Records
## BEGIN

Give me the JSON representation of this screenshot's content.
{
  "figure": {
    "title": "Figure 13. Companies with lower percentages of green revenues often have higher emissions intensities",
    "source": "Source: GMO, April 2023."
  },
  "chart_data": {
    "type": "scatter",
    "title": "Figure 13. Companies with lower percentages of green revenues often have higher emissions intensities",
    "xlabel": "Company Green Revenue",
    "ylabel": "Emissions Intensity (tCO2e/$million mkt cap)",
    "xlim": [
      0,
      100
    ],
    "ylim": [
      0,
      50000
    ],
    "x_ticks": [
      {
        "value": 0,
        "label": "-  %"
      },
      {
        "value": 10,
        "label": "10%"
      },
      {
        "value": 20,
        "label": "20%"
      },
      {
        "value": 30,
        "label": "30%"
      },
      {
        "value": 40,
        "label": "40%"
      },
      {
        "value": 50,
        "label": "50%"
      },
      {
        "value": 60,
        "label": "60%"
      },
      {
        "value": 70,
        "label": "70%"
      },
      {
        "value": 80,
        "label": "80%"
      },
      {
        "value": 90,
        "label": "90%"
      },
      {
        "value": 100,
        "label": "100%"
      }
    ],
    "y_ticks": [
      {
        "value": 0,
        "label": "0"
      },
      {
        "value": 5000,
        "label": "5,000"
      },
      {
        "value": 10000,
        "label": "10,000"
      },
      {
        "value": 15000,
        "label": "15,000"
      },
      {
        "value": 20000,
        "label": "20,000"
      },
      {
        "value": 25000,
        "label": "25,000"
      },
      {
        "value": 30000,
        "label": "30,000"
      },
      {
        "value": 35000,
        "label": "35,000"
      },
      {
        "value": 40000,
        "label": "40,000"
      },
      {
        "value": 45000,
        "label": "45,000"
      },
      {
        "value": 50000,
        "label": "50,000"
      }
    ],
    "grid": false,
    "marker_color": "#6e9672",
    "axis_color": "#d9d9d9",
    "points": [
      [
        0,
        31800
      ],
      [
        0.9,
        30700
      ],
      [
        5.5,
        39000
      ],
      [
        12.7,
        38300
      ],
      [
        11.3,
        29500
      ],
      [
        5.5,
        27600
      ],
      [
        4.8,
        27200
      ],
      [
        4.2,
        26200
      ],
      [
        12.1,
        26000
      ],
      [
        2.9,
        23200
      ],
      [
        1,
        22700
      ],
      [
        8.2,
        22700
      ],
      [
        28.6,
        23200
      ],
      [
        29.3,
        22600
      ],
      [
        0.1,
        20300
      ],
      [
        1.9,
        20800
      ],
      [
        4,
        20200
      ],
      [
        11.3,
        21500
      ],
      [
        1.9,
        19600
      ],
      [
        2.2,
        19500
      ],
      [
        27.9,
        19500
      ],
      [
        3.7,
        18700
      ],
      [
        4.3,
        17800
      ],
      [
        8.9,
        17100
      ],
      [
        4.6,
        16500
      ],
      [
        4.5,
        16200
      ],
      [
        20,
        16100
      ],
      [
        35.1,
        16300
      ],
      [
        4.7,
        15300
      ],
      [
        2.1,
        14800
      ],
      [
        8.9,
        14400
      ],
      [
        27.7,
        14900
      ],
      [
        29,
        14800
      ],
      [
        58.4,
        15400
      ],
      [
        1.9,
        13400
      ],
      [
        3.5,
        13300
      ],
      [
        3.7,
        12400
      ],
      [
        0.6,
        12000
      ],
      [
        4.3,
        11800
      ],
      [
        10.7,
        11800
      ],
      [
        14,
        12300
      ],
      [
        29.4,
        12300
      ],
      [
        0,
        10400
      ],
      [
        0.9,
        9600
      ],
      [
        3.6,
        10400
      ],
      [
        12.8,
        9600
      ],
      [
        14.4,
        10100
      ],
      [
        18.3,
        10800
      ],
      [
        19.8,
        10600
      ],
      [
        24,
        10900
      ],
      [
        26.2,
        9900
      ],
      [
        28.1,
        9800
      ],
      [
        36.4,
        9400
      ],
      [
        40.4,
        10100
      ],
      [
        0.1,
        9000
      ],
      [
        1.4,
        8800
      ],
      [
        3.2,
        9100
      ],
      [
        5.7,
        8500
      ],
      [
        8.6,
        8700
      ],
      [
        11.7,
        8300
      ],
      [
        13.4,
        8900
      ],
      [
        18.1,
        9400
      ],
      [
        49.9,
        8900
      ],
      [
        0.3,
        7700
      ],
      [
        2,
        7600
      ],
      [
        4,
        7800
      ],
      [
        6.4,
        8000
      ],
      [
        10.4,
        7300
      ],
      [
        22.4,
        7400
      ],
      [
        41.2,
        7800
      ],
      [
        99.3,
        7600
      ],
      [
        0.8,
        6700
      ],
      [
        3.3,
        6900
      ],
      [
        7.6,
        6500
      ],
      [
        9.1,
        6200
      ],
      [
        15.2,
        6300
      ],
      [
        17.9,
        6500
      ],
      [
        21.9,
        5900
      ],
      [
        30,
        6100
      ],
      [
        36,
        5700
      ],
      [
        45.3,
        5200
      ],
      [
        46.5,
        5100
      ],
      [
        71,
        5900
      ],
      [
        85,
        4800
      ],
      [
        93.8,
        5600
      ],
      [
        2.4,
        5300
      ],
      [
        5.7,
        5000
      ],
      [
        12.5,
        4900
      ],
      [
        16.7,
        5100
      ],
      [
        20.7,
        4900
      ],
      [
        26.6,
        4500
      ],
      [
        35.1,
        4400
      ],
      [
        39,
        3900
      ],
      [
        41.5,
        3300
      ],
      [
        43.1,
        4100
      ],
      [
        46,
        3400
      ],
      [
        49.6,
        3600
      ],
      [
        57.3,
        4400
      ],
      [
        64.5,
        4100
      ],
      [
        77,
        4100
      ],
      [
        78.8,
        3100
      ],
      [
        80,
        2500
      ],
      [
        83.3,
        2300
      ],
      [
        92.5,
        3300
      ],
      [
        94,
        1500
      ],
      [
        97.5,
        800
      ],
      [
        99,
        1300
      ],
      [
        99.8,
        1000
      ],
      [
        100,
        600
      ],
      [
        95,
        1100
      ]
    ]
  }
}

## END

Stated exercise
Repeat the lines above exactly.

Task answer
Give me the JSON representation of this screenshot's content.
{
  "figure": {
    "title": "Figure 13. Companies with lower percentages of green revenues often have higher emissions intensities",
    "source": "Source: GMO, April 2023."
  },
  "chart_data": {
    "type": "scatter",
    "title": "Figure 13. Companies with lower percentages of green revenues often have higher emissions intensities",
    "xlabel": "Company Green Revenue",
    "ylabel": "Emissions Intensity (tCO2e/$million mkt cap)",
    "xlim": [
      0,
      100
    ],
    "ylim": [
      0,
      50000
    ],
    "x_ticks": [
      {
        "value": 0,
        "label": "-  %"
      },
      {
        "value": 10,
        "label": "10%"
      },
      {
        "value": 20,
        "label": "20%"
      },
      {
        "value": 30,
        "label": "30%"
      },
      {
        "value": 40,
        "label": "40%"
      },
      {
        "value": 50,
        "label": "50%"
      },
      {
        "value": 60,
        "label": "60%"
      },
      {
        "value": 70,
        "label": "70%"
      },
      {
        "value": 80,
        "label": "80%"
      },
      {
        "value": 90,
        "label": "90%"
      },
      {
        "value": 100,
        "label": "100%"
      }
    ],
    "y_ticks": [
      {
        "value": 0,
        "label": "0"
      },
      {
        "value": 5000,
        "label": "5,000"
      },
      {
        "value": 10000,
        "label": "10,000"
      },
      {
        "value": 15000,
        "label": "15,000"
      },
      {
        "value": 20000,
        "label": "20,000"
      },
      {
        "value": 25000,
        "label": "25,000"
      },
      {
        "value": 30000,
        "label": "30,000"
      },
      {
        "value": 35000,
        "label": "35,000"
      },
      {
        "value": 40000,
        "label": "40,000"
      },
      {
        "value": 45000,
        "label": "45,000"
      },
      {
        "value": 50000,
        "label": "50,000"
      }
    ],
    "grid": false,
    "marker_color": "#6e9672",
    "axis_color": "#d9d9d9",
    "points": [
      [
        0,
        31800
      ],
      [
        0.9,
        30700
      ],
      [
        5.5,
        39000
      ],
      [
        12.7,
        38300
      ],
      [
        11.3,
        29500
      ],
      [
        5.5,
        27600
      ],
      [
        4.8,
        27200
      ],
      [
        4.2,
        26200
      ],
      [
        12.1,
        26000
      ],
      [
        2.9,
        23200
      ],
      [
        1,
        22700
      ],
      [
        8.2,
        22700
      ],
      [
        28.6,
        23200
      ],
      [
        29.3,
        22600
      ],
      [
        0.1,
        20300
      ],
      [
        1.9,
        20800
      ],
      [
        4,
        20200
      ],
      [
        11.3,
        21500
      ],
      [
        1.9,
        19600
      ],
      [
        2.2,
        19500
      ],
      [
        27.9,
        19500
      ],
      [
        3.7,
        18700
      ],
      [
        4.3,
        17800
      ],
      [
        8.9,
        17100
      ],
      [
        4.6,
        16500
      ],
      [
        4.5,
        16200
      ],
      [
        20,
        16100
      ],
      [
        35.1,
        16300
      ],
      [
        4.7,
        15300
      ],
      [
        2.1,
        14800
      ],
      [
        8.9,
        14400
      ],
      [
        27.7,
        14900
      ],
      [
        29,
        14800
      ],
      [
        58.4,
        15400
      ],
      [
        1.9,
        13400
      ],
      [
        3.5,
        13300
      ],
      [
        3.7,
        12400
      ],
      [
        0.6,
        12000
      ],
      [
        4.3,
        11800
      ],
      [
        10.7,
        11800
      ],
      [
        14,
        12300
      ],
      [
        29.4,
        12300
      ],
      [
        0,
        10400
      ],
      [
        0.9,
        9600
      ],
      [
        3.6,
        10400
      ],
      [
        12.8,
        9600
      ],
      [
        14.4,
        10100
      ],
      [
        18.3,
        10800
      ],
      [
        19.8,
        10600
      ],
      [
        24,
        10900
      ],
      [
        26.2,
        9900
      ],
      [
        28.1,
        9800
      ],
      [
        36.4,
        9400
      ],
      [
        40.4,
        10100
      ],
      [
        0.1,
        9000
      ],
      [
        1.4,
        8800
      ],
      [
        3.2,
        9100
      ],
      [
        5.7,
        8500
      ],
      [
        8.6,
        8700
      ],
      [
        11.7,
        8300
      ],
      [
        13.4,
        8900
      ],
      [
        18.1,
        9400
      ],
      [
        49.9,
        8900
      ],
      [
        0.3,
        7700
      ],
      [
        2,
        7600
      ],
      [
        4,
        7800
      ],
      [
        6.4,
        8000
      ],
      [
        10.4,
        7300
      ],
      [
        22.4,
        7400
      ],
      [
        41.2,
        7800
      ],
      [
        99.3,
        7600
      ],
      [
        0.8,
        6700
      ],
      [
        3.3,
        6900
      ],
      [
        7.6,
        6500
      ],
      [
        9.1,
        6200
      ],
      [
        15.2,
        6300
      ],
      [
        17.9,
        6500
      ],
      [
        21.9,
        5900
      ],
      [
        30,
        6100
      ],
      [
        36,
        5700
      ],
      [
        45.3,
        5200
      ],
      [
        46.5,
        5100
      ],
      [
        71,
        5900
      ],
      [
        85,
        4800
      ],
      [
        93.8,
        5600
      ],
      [
        2.4,
        5300
      ],
      [
        5.7,
        5000
      ],
      [
        12.5,
        4900
      ],
      [
        16.7,
        5100
      ],
      [
        20.7,
        4900
      ],
      [
        26.6,
        4500
      ],
      [
        35.1,
        4400
      ],
      [
        39,
        3900
      ],
      [
        41.5,
        3300
      ],
      [
        43.1,
        4100
      ],
      [
        46,
        3400
      ],
      [
        49.6,
        3600
      ],
      [
        57.3,
        4400
      ],
      [
        64.5,
        4100
      ],
      [
        77,
        4100
      ],
      [
        78.8,
        3100
      ],
      [
        80,
        2500
      ],
      [
        83.3,
        2300
      ],
      [
        92.5,
        3300
      ],
      [
        94,
        1500
      ],
      [
        97.5,
        800
      ],
      [
        99,
        1300
      ],
      [
        99.8,
        1000
      ],
      [
        100,
        600
      ],
      [
        95,
        1100
      ]
    ]
  }
}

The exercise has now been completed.